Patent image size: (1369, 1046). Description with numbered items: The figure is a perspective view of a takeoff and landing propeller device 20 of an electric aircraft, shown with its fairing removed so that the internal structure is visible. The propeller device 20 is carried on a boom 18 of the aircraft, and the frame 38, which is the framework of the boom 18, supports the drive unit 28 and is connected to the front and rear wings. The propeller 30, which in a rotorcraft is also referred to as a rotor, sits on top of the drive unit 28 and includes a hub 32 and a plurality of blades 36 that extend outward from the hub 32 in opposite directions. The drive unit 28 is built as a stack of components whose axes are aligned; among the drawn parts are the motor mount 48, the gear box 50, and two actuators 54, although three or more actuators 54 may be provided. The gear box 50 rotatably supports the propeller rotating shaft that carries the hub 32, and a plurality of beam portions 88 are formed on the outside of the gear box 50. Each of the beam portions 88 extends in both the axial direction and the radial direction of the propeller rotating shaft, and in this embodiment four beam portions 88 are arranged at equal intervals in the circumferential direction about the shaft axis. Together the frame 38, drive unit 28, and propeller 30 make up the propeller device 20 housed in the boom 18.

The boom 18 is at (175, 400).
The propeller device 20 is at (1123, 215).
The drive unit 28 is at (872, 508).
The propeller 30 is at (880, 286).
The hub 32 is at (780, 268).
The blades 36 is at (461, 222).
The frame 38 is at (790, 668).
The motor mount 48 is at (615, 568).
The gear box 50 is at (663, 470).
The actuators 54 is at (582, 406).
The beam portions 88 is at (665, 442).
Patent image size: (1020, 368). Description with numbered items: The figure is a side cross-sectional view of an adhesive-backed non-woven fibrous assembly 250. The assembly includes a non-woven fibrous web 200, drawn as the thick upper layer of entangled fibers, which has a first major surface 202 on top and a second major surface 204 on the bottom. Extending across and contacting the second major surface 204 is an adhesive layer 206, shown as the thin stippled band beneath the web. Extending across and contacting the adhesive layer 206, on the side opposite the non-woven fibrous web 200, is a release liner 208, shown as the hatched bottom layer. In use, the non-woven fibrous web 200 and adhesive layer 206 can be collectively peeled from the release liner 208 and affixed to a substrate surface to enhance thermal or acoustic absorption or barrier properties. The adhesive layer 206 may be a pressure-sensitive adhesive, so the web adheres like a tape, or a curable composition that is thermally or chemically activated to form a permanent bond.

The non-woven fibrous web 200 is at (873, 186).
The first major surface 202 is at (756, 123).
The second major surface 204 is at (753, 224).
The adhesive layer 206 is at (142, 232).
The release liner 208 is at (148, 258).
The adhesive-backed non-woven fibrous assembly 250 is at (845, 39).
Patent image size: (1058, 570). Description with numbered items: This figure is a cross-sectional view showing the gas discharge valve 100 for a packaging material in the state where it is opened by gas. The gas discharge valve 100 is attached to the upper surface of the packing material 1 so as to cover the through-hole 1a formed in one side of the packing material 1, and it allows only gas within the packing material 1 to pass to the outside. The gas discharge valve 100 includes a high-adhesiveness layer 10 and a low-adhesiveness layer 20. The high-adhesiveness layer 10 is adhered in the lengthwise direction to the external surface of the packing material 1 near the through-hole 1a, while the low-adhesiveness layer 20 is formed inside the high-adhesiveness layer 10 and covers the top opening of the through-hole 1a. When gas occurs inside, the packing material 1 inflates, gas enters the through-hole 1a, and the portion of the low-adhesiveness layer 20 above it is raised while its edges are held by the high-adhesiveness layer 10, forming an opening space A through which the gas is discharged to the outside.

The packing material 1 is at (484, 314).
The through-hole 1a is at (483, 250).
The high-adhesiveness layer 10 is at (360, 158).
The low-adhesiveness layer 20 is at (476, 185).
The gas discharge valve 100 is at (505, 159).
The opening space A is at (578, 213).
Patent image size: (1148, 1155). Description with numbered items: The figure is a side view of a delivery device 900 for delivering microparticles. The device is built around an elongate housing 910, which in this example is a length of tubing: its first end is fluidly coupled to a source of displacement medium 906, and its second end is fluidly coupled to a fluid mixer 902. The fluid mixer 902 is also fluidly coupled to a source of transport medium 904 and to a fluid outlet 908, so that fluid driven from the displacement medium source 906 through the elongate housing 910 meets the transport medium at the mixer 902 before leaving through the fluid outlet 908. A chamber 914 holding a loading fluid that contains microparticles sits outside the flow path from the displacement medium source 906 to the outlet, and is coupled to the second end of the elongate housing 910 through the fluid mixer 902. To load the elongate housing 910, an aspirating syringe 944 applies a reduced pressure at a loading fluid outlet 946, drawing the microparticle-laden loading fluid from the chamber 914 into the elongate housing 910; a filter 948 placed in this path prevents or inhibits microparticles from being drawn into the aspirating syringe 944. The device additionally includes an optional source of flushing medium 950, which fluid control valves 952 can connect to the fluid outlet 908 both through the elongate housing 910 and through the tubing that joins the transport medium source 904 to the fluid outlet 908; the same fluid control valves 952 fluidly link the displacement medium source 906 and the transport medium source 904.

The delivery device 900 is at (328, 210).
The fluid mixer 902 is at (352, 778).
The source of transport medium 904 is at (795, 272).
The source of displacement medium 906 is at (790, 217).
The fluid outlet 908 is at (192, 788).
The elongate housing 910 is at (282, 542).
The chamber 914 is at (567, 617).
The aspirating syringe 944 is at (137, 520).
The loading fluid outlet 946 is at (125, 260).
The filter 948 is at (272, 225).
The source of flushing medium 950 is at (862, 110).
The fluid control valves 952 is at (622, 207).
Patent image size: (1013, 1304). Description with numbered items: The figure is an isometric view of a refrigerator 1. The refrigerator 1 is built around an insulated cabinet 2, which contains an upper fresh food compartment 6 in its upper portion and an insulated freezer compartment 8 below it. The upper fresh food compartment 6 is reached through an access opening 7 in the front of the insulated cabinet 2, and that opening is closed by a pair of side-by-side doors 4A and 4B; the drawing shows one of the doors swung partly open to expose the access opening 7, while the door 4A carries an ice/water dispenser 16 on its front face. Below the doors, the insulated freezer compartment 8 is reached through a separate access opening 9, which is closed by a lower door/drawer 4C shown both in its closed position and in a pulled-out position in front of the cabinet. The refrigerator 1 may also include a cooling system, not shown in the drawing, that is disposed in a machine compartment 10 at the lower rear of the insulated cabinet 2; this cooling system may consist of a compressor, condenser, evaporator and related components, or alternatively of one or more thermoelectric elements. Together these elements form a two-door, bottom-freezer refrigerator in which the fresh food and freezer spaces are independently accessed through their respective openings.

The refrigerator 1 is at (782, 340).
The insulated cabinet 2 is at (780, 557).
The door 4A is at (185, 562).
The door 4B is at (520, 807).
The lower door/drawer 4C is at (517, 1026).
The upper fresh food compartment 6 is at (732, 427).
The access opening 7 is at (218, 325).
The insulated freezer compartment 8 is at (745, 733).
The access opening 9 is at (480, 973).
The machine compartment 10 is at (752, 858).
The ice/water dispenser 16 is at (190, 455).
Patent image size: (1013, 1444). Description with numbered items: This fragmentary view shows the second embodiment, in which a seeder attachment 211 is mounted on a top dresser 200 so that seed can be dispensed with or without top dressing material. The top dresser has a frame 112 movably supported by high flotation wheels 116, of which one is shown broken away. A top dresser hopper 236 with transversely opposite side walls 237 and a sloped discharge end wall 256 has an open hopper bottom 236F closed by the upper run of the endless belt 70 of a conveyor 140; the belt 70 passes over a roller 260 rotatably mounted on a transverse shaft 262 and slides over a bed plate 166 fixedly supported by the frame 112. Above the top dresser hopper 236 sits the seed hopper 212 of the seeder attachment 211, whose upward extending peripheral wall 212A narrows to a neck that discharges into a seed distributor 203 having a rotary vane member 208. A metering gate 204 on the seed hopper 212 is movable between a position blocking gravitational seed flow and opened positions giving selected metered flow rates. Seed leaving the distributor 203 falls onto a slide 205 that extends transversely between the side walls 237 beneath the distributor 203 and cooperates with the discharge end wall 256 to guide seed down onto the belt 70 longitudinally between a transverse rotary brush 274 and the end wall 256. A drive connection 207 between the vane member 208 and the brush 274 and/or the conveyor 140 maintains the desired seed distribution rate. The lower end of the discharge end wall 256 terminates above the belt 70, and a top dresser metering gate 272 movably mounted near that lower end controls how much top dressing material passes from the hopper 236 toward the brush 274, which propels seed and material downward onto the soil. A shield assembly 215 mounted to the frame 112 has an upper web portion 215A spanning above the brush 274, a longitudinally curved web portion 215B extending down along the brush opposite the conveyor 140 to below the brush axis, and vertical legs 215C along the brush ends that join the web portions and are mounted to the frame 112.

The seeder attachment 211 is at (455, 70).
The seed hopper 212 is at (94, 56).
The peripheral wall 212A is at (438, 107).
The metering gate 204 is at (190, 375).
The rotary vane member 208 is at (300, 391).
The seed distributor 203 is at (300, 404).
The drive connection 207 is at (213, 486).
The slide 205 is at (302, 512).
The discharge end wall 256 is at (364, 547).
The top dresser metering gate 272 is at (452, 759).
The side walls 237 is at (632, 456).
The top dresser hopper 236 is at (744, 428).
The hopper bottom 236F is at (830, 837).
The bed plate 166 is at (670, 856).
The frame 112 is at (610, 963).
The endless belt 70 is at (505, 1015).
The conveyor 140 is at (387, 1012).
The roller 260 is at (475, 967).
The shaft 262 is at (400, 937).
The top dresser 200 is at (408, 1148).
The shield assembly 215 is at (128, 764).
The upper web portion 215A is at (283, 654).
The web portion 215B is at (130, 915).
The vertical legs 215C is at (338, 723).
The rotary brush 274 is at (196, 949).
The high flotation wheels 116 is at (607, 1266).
····················
(Exercise details):
Please copy the records above, from the line containing "Patent image size: (1013, 1304)." through the line containing "The access opening 7 is at (218, 325).", inclusive.

(Full output):
Patent image size: (1013, 1304). Description with numbered items: The figure is an isometric view of a refrigerator 1. The refrigerator 1 is built around an insulated cabinet 2, which contains an upper fresh food compartment 6 in its upper portion and an insulated freezer compartment 8 below it. The upper fresh food compartment 6 is reached through an access opening 7 in the front of the insulated cabinet 2, and that opening is closed by a pair of side-by-side doors 4A and 4B; the drawing shows one of the doors swung partly open to expose the access opening 7, while the door 4A carries an ice/water dispenser 16 on its front face. Below the doors, the insulated freezer compartment 8 is reached through a separate access opening 9, which is closed by a lower door/drawer 4C shown both in its closed position and in a pulled-out position in front of the cabinet. The refrigerator 1 may also include a cooling system, not shown in the drawing, that is disposed in a machine compartment 10 at the lower rear of the insulated cabinet 2; this cooling system may consist of a compressor, condenser, evaporator and related components, or alternatively of one or more thermoelectric elements. Together these elements form a two-door, bottom-freezer refrigerator in which the fresh food and freezer spaces are independently accessed through their respective openings.

The refrigerator 1 is at (782, 340).
The insulated cabinet 2 is at (780, 557).
The door 4A is at (185, 562).
The door 4B is at (520, 807).
The lower door/drawer 4C is at (517, 1026).
The upper fresh food compartment 6 is at (732, 427).
The access opening 7 is at (218, 325).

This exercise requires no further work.